Provided data:
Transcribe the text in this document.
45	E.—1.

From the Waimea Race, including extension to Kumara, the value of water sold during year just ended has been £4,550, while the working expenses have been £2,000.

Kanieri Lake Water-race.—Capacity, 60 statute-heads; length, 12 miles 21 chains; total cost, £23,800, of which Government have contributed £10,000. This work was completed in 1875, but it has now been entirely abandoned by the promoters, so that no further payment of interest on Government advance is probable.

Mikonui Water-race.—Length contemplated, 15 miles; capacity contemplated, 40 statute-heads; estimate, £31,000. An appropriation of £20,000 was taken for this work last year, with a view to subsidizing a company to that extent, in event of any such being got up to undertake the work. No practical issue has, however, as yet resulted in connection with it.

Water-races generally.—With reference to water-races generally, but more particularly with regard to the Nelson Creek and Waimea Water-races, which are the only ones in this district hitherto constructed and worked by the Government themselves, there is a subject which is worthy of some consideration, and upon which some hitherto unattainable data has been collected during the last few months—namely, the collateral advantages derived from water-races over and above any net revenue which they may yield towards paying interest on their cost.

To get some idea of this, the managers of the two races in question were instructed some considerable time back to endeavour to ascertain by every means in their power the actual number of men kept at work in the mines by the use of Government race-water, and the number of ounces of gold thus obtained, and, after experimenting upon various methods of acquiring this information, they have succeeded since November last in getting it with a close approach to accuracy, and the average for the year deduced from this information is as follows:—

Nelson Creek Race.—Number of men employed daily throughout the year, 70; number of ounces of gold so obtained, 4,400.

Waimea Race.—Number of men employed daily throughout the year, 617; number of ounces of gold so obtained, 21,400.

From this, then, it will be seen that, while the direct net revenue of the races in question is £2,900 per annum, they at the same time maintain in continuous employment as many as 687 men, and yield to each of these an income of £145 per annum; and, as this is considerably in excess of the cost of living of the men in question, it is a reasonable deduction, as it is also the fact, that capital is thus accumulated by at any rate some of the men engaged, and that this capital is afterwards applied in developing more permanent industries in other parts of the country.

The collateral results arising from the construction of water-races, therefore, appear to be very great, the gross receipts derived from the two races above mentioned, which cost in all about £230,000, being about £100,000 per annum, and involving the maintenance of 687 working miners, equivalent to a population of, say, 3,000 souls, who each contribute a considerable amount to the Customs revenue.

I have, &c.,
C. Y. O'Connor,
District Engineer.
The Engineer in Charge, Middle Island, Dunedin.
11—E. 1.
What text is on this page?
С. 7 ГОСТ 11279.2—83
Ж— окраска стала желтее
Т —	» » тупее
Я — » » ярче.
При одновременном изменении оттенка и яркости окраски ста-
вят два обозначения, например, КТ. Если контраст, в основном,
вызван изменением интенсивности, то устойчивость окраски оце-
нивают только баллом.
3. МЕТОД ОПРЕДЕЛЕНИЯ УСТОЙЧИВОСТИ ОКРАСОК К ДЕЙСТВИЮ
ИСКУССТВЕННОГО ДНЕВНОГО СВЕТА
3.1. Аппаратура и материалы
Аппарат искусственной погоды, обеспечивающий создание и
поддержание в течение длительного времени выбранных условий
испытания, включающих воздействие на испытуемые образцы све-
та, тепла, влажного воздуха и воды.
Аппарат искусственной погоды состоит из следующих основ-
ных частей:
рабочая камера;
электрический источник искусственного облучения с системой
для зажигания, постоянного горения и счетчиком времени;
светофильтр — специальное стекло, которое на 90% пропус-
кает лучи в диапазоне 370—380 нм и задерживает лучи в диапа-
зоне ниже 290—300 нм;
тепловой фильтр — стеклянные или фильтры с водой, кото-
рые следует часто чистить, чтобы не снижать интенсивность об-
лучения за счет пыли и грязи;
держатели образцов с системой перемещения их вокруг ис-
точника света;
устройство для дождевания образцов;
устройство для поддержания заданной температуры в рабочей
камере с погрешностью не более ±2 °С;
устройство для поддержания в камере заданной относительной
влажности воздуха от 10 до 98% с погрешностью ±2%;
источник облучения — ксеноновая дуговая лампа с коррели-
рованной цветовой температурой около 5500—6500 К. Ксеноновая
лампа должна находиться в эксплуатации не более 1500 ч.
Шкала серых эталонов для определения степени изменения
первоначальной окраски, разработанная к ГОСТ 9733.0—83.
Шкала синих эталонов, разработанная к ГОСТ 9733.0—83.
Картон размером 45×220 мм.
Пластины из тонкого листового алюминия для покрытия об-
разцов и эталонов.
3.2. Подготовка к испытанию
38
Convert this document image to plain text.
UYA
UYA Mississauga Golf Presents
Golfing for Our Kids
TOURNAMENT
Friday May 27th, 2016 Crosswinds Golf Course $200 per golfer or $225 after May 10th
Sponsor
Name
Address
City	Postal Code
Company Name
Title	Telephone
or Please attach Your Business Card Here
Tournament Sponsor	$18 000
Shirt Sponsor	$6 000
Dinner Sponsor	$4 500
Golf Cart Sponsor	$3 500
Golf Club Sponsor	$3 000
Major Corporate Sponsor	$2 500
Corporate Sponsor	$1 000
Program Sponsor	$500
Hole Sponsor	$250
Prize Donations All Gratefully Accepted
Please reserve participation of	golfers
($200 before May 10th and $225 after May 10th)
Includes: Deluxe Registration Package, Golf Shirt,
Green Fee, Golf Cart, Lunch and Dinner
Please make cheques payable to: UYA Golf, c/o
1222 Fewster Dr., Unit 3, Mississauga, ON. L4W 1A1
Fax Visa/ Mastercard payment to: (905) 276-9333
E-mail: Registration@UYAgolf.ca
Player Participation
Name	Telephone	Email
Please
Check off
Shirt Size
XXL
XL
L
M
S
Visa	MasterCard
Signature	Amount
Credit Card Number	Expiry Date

Required work:
Looking at the records above, count the lines where the word "погоды" appears. State only the number.

Result:
2